Source extract:
>> start

The classical view of how capitalism develops is that within feudal society a class emerges made up of merchants, bankers, early industrialists, i.e. the bourgeoisie, and that for this class to be able to develop its full potential a bourgeois revolution is required to break the limits imposed by the landed feudal aristocracy. That is how things developed, more or less, in countries like France and England, but not in Japan.
Simply because that is how capitalism came into being in a few advanced capitalist countries does not at all mean that the selfsame process has to be repeated again and again in all countries of the world. In fact, if one looks at most countries today , that was not the way things developed.
There is a good reason for this. Once a few advanced industrialised capitalist nations had emerged on the scene of history, these tended to dominate the rest of the world. Hence, the phenomenon of imperialism. The existence of powerful industrial countries, with a high level of productivity and advanced technological methods, meant that the path of gradual emergence of a local bourgeoisie was blocked off in the lesser developed countries.

>> end

What you will do:
• 1. According to the passage on how capitalism develops, in which countries did things roughly follow the classical path?
• 2. Pick up the passage on how capitalism develops right after its final sentence and carry its argument forward in the same style.

Data listing:
>> start

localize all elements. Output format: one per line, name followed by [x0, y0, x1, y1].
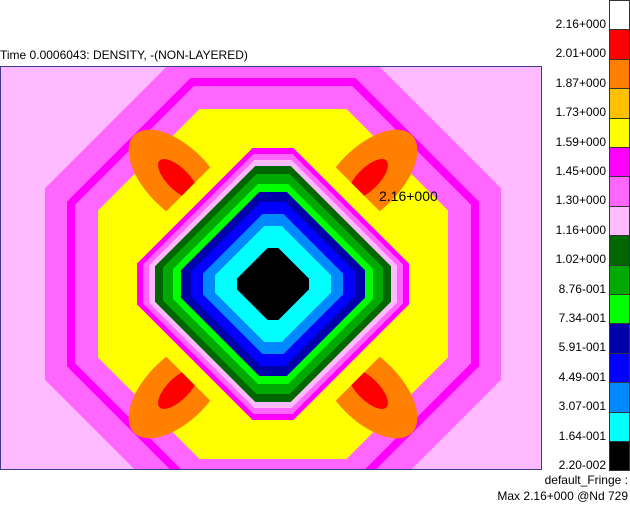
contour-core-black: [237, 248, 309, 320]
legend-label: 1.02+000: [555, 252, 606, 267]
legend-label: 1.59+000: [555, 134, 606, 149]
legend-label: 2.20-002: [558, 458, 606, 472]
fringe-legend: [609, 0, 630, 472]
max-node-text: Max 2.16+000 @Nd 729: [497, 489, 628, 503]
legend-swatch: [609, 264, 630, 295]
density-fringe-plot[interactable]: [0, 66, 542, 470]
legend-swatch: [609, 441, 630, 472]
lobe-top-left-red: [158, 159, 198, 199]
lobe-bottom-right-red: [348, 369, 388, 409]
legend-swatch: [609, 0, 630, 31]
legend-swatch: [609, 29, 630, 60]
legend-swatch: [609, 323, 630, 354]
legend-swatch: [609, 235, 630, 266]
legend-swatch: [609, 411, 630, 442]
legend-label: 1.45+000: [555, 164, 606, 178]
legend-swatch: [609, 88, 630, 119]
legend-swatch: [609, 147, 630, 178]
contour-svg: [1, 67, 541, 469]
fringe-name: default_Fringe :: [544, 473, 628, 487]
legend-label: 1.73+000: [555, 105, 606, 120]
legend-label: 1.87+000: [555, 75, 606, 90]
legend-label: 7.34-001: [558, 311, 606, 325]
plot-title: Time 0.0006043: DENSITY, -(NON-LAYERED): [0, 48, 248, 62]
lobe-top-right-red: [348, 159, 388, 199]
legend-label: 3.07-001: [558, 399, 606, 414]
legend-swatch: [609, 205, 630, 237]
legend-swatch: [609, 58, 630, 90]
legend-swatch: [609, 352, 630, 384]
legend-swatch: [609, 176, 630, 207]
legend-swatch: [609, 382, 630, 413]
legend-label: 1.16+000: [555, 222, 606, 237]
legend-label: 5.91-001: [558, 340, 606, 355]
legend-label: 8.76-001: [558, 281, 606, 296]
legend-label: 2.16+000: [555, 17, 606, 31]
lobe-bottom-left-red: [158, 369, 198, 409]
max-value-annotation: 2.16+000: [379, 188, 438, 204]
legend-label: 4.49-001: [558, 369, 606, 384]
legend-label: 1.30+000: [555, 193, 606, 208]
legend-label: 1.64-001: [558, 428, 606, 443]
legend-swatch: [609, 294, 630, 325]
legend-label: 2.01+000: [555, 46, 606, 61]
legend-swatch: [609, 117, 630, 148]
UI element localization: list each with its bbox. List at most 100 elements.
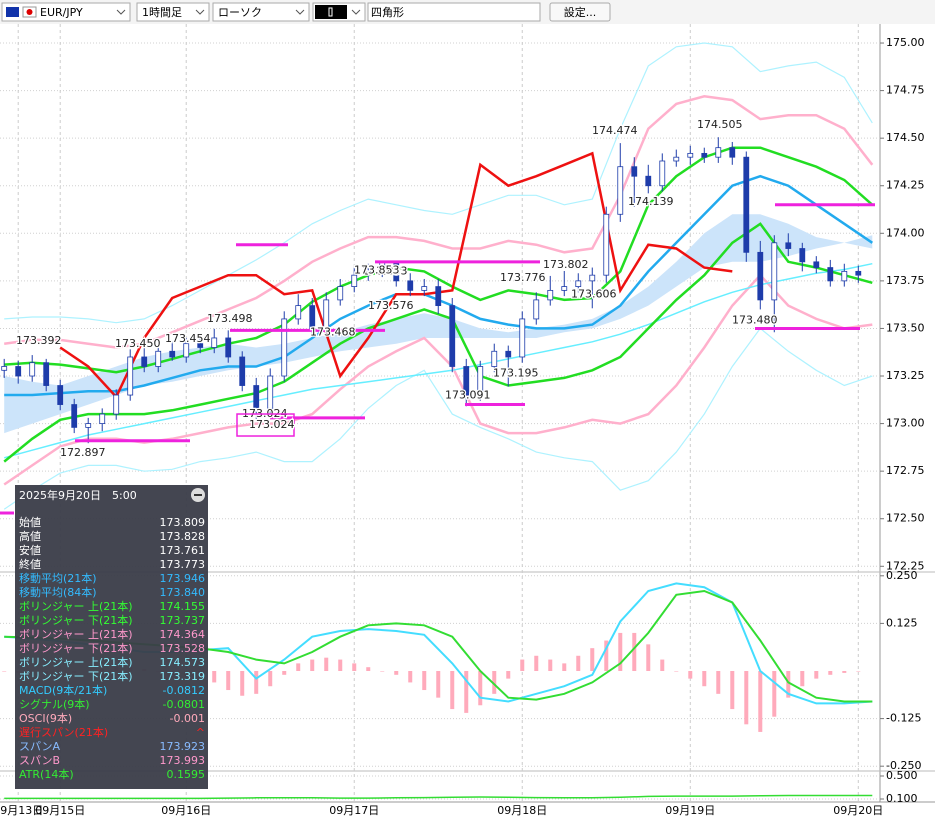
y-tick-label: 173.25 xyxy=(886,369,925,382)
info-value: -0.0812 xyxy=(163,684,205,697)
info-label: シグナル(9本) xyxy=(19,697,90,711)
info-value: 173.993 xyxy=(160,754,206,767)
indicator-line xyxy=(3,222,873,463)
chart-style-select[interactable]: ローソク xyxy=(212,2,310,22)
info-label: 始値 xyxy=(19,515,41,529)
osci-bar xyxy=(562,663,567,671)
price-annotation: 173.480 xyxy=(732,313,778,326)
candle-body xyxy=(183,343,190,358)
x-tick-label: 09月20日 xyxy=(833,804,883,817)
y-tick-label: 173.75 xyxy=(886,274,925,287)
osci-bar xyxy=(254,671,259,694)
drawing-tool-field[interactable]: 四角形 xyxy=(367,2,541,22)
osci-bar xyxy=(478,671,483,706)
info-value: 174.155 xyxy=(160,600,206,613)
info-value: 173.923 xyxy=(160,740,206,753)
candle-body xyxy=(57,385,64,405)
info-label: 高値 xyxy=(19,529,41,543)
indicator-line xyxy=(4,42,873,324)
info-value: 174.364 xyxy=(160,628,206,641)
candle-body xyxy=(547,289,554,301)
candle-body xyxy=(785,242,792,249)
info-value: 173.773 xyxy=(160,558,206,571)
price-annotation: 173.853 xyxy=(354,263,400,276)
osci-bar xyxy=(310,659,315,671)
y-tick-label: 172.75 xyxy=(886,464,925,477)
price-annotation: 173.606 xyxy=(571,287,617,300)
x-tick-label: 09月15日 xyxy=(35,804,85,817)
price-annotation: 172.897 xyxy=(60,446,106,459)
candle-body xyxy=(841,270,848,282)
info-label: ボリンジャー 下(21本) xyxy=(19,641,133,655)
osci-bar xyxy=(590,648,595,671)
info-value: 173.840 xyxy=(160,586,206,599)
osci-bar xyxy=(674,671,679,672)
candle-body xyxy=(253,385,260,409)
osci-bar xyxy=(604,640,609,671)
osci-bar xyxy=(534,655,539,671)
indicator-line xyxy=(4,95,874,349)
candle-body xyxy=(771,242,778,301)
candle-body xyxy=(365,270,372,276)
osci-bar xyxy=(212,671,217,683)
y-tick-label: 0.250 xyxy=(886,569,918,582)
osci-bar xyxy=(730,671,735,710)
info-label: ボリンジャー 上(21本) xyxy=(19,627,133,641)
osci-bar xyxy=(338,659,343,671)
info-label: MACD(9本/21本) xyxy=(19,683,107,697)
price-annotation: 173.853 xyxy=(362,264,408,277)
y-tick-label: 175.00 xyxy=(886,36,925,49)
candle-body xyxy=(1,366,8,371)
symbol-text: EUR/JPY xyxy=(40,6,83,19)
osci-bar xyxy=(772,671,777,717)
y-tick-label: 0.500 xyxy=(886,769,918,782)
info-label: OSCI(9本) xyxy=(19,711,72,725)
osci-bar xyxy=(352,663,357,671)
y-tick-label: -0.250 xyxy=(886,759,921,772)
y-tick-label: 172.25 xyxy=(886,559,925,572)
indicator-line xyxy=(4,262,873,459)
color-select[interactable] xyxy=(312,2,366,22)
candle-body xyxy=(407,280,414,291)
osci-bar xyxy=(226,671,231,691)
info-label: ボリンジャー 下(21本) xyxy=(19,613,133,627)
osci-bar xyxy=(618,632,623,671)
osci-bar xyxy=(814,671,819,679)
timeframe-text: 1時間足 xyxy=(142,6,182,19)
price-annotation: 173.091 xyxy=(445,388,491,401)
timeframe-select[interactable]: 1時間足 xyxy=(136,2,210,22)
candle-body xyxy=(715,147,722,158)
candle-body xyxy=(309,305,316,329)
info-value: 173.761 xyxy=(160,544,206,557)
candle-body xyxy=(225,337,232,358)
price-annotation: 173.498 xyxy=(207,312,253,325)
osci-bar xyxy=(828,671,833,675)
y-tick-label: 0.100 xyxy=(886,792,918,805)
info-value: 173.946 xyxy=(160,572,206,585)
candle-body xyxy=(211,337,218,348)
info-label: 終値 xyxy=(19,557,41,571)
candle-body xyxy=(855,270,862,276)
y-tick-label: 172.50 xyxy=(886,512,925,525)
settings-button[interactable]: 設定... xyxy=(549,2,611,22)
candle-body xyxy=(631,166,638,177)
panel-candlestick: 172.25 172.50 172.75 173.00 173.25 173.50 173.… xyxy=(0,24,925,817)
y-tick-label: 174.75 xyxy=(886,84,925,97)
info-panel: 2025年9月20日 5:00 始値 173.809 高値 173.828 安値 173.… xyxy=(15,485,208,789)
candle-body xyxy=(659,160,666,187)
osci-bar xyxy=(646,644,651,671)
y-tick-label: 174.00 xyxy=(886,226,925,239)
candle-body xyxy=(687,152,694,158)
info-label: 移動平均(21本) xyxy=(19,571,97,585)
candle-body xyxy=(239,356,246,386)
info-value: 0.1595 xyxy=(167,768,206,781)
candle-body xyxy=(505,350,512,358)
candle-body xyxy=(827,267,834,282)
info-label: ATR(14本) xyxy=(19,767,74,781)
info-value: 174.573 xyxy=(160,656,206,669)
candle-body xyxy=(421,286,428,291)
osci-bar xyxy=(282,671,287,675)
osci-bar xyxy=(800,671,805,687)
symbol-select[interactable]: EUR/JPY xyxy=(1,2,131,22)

>> end

The responses:
• 1. France and England.

• 2.
This is a key idea that Trotsky developed in his theory of the Permanent Revolution. The events in Russia in 1917 confirmed the correctness of this theory. The Russian bourgeoisie was incapable of leading its own revolution. Unlike the French bourgeoisie in the 18th century or the British in the 17th, the Russian bourgeois was tied hand and foot to the interests of the powerful imperialist nations. That is why the task of carrying out the bourgeois revolution fell to the young Russian proletariat, the only truly revolutionary class in Russia at that time. Of course, the fact that there was already a modern proletariat in Russia meant that in beginning the task of carrying out the bourgeois revolution, the workers would pass over to the socialist tasks in one “permanent” process, but that is not the subject of this article.
What we are interested in here is a phenomenon whereby, precisely because of the weakness of a class that is supposed to be the leader of a process, i.e. the development of capitalism in this case, another class takes that task upon itself. When the class to whom the leadership of the bourgeois revolution should rightly belong is too weak, or too dependent on mightier bourgeois powers, another class can step in. Japan is a clear example of such a phenomenon.
From the history of Japan we have several examples that show how a ruling class, or caste, can consciously adopt an economic system from another country if it considers it to be superior to its own and to better suited to promoting and defending the interests of that ruling group.
The Yamato state in sixth century Japan adopted Buddhism, taking it from China, and with it came an attempt to adopt the economic system of China, which was the Asiatic mode of production. At that time, China had a more advanced civilisation and level of development than Japan.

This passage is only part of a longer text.